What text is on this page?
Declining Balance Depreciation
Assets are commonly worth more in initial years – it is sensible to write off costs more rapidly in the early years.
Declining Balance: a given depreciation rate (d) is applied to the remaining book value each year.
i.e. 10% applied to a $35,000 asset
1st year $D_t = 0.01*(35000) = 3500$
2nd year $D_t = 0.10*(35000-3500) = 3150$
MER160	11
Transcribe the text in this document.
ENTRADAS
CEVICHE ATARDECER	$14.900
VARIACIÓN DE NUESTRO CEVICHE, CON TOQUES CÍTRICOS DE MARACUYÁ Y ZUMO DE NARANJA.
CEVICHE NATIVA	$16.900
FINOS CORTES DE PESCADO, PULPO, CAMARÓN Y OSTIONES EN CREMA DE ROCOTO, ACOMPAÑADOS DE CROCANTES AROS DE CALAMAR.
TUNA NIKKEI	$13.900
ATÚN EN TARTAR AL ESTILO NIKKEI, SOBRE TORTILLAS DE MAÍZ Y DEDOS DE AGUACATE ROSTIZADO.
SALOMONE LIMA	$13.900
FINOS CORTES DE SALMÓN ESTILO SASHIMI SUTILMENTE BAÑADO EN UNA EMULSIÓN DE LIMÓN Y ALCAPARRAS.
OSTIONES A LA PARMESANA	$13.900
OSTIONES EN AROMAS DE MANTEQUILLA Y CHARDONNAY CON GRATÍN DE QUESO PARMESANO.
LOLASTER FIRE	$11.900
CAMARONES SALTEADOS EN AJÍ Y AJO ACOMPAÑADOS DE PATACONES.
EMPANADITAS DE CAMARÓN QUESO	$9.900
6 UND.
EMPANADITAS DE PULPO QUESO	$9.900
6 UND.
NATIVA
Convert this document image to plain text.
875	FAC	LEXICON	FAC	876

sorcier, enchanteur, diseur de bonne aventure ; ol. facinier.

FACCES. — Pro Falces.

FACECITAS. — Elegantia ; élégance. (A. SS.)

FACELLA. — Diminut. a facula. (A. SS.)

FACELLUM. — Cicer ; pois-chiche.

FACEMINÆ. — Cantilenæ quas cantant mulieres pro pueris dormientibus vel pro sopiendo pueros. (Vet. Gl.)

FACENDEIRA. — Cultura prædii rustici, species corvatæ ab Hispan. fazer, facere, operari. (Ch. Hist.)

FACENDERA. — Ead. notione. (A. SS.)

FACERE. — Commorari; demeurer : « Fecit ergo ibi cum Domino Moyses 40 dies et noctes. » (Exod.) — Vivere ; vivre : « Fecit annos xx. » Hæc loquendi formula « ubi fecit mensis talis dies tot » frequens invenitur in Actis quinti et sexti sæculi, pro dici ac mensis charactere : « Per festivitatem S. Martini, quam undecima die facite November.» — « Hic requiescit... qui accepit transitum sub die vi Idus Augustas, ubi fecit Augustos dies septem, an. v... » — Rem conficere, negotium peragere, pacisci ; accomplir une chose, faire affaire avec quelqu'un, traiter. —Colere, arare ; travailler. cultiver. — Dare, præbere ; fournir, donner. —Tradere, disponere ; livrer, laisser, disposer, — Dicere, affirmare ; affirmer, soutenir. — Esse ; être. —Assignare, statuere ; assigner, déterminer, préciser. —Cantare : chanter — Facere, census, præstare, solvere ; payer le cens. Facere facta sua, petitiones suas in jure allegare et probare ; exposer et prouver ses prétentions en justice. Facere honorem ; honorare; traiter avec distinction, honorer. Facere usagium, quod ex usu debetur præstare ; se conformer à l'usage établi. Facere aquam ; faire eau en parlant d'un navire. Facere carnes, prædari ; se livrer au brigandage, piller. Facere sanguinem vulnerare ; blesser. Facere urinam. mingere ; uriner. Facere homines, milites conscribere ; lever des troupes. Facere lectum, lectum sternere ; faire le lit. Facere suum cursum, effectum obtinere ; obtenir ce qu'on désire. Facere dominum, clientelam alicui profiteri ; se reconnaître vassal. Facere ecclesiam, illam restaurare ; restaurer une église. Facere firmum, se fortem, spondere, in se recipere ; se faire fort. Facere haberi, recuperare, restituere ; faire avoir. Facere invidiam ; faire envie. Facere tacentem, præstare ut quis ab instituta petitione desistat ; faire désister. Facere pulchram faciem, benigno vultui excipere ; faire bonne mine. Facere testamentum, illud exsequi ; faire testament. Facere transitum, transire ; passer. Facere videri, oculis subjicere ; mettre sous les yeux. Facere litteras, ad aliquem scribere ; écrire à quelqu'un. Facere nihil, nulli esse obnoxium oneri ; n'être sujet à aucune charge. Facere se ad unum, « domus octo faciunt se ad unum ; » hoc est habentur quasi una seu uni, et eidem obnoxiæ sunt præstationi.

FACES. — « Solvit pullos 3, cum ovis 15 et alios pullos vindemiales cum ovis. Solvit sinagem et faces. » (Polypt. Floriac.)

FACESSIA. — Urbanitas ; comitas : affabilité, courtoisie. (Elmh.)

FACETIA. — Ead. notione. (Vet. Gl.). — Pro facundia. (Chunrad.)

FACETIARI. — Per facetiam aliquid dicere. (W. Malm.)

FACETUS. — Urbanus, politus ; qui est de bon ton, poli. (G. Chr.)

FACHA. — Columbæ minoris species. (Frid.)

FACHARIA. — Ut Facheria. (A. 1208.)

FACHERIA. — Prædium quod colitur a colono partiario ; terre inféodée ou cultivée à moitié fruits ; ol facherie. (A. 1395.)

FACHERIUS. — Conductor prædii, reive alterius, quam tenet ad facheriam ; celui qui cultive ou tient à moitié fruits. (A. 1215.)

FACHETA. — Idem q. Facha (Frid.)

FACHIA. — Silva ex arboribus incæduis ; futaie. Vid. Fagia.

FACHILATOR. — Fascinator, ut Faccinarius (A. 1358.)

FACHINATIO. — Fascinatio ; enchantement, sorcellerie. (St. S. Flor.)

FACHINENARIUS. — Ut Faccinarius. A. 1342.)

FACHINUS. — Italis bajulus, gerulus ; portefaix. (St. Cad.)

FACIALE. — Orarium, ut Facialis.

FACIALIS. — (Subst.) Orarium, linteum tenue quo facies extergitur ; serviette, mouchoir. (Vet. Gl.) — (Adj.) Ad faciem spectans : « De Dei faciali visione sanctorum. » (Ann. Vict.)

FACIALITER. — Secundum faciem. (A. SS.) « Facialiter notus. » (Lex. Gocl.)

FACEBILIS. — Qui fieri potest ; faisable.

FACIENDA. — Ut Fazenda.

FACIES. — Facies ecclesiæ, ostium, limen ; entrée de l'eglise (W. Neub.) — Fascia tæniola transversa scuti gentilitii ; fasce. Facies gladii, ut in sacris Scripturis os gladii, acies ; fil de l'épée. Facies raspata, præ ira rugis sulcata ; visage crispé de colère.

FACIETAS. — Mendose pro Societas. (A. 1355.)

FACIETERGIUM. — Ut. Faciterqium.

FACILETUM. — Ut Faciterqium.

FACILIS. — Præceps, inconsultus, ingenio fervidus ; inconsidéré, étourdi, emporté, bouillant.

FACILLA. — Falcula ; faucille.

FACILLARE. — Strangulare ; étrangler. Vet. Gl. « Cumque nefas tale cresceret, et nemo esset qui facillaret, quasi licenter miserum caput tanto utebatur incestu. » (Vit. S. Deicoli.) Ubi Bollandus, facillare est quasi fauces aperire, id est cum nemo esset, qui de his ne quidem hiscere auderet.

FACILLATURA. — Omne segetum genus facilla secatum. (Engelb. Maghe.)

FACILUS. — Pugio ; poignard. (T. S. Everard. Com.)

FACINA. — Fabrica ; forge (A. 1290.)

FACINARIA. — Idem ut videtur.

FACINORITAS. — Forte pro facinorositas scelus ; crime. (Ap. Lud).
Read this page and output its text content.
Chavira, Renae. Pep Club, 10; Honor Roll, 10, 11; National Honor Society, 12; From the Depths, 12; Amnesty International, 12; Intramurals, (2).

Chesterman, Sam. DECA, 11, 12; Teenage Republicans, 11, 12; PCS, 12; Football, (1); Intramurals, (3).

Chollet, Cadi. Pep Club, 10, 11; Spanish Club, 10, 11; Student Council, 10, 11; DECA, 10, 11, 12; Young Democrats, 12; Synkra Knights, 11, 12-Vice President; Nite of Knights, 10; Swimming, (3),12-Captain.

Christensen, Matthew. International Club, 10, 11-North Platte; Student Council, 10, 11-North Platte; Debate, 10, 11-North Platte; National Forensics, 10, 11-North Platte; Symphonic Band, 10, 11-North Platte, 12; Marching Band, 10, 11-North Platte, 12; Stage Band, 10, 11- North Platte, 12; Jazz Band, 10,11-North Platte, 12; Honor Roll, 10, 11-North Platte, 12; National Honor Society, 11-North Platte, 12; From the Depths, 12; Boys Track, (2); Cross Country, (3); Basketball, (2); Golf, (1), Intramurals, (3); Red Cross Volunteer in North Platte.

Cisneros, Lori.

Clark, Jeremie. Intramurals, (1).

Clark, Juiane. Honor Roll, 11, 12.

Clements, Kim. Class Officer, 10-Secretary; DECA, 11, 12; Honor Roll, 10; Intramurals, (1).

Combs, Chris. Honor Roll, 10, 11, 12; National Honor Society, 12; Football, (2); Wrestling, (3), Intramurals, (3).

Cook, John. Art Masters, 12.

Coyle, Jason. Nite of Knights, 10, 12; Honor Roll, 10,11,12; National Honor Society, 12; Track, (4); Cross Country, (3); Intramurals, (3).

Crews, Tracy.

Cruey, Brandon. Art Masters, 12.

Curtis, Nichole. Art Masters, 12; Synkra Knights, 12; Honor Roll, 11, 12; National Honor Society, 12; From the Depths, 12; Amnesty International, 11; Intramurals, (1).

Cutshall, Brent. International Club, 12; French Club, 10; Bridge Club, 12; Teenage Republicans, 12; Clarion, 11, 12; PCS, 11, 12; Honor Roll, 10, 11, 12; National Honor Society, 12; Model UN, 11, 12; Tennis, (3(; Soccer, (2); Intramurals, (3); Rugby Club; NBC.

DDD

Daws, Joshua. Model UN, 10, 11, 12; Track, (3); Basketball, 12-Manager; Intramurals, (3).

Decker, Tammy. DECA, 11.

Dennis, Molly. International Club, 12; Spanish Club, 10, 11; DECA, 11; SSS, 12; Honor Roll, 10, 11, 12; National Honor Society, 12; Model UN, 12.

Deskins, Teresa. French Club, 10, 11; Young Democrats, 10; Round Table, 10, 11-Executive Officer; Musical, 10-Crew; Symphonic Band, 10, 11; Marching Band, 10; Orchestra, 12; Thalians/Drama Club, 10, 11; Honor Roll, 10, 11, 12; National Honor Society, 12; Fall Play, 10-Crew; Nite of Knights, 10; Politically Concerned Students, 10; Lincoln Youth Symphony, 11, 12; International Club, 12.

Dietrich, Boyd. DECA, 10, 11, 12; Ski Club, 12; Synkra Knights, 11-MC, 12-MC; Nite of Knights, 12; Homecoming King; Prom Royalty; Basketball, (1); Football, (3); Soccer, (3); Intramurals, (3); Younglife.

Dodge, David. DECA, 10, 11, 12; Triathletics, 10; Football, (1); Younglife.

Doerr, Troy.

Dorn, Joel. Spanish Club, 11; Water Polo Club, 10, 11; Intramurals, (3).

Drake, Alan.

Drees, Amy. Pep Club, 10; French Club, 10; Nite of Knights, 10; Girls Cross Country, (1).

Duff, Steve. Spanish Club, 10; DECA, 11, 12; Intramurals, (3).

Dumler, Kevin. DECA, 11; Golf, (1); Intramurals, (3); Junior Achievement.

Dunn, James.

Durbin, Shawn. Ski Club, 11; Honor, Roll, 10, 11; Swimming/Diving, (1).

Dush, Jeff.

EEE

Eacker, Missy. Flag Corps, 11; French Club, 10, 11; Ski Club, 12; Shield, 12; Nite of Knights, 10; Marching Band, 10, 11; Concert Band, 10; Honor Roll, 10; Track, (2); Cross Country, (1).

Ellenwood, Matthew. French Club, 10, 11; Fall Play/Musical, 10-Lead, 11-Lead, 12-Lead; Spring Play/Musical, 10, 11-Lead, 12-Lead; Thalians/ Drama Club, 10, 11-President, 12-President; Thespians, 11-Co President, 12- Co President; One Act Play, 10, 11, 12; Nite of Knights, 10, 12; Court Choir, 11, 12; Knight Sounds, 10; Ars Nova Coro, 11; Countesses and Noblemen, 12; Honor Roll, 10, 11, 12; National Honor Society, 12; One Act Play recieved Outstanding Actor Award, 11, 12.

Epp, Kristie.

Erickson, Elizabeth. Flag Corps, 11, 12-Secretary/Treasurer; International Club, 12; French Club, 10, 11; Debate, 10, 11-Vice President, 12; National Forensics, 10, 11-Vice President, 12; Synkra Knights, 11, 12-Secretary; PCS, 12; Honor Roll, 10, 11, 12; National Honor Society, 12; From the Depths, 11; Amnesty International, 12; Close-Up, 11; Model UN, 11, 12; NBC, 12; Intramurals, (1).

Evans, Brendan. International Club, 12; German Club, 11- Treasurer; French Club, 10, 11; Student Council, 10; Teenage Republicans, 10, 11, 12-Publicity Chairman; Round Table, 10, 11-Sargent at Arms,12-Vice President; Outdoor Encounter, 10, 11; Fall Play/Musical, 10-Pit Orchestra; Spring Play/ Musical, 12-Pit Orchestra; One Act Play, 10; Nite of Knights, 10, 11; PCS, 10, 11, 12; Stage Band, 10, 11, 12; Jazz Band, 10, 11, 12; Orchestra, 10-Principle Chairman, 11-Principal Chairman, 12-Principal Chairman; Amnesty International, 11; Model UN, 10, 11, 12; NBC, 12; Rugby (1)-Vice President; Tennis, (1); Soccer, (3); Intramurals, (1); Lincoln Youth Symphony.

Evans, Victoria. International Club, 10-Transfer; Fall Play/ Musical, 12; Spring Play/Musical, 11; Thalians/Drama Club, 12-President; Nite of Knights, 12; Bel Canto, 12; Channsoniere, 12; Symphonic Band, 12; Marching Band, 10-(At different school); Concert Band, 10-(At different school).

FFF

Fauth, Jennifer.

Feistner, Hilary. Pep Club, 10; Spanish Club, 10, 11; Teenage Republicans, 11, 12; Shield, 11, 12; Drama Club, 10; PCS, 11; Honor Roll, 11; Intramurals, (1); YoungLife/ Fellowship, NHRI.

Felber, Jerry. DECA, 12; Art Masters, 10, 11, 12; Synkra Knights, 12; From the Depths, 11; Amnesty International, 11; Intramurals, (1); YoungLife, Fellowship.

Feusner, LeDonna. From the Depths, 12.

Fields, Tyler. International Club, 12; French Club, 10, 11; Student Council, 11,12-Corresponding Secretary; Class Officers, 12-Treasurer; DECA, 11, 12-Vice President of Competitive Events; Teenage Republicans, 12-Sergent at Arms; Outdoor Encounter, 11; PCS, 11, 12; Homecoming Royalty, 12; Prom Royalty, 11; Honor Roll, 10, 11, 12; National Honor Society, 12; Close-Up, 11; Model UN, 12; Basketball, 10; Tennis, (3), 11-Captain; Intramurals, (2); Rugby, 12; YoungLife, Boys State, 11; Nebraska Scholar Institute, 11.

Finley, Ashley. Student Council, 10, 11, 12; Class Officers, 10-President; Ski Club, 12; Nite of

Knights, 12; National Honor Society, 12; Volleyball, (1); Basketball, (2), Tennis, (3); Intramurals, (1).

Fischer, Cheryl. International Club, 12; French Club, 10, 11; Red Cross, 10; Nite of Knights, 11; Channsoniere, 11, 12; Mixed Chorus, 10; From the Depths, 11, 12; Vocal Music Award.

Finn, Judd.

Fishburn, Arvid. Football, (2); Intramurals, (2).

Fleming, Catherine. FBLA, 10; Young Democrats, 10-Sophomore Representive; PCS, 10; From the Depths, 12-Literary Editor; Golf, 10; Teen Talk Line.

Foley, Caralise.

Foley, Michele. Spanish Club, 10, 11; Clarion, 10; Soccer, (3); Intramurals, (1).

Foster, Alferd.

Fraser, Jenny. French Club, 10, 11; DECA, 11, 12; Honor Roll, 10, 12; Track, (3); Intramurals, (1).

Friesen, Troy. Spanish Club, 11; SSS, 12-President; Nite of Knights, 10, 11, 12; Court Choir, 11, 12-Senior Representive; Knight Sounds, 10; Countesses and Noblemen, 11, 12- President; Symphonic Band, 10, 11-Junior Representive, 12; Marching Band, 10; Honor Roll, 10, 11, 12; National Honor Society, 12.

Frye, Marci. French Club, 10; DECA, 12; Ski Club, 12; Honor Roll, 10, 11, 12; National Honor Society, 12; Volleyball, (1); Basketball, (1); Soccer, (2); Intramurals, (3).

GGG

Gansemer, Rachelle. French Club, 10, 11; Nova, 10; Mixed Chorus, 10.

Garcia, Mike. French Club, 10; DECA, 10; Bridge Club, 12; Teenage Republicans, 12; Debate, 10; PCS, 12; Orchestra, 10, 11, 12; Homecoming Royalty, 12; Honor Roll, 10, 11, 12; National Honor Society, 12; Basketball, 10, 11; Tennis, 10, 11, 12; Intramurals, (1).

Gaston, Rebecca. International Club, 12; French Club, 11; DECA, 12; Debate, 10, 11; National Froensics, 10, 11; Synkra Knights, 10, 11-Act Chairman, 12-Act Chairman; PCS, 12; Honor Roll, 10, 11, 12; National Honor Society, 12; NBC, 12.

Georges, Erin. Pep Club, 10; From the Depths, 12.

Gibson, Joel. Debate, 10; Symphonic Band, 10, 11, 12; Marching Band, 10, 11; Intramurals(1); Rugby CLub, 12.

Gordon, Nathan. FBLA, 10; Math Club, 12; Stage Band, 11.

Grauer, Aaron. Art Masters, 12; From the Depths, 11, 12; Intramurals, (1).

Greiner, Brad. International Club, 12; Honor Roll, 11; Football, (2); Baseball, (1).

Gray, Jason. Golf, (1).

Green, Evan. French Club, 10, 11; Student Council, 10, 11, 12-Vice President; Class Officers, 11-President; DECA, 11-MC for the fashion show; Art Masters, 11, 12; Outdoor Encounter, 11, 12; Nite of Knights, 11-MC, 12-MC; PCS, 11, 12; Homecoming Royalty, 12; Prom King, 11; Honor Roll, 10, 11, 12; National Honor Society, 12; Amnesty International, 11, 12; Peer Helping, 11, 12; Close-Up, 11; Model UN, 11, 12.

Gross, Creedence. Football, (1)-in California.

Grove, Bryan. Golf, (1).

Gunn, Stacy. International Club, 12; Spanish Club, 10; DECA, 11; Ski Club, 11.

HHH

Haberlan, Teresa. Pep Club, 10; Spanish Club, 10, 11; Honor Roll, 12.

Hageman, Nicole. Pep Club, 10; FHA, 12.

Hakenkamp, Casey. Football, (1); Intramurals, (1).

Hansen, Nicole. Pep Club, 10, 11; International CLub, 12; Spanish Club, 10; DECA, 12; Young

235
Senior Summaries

========

Task brief
Search the listing for the word "FBLA" and return each line that holds it.

Reply
Fleming, Catherine. FBLA, 10; Young Democrats, 10-Sophomore Representive; PCS, 10; From the Depths, 12-Literary Editor; Golf, 10; Teen Talk Line.
Gordon, Nathan. FBLA, 10; Math Club, 12; Stage Band, 11.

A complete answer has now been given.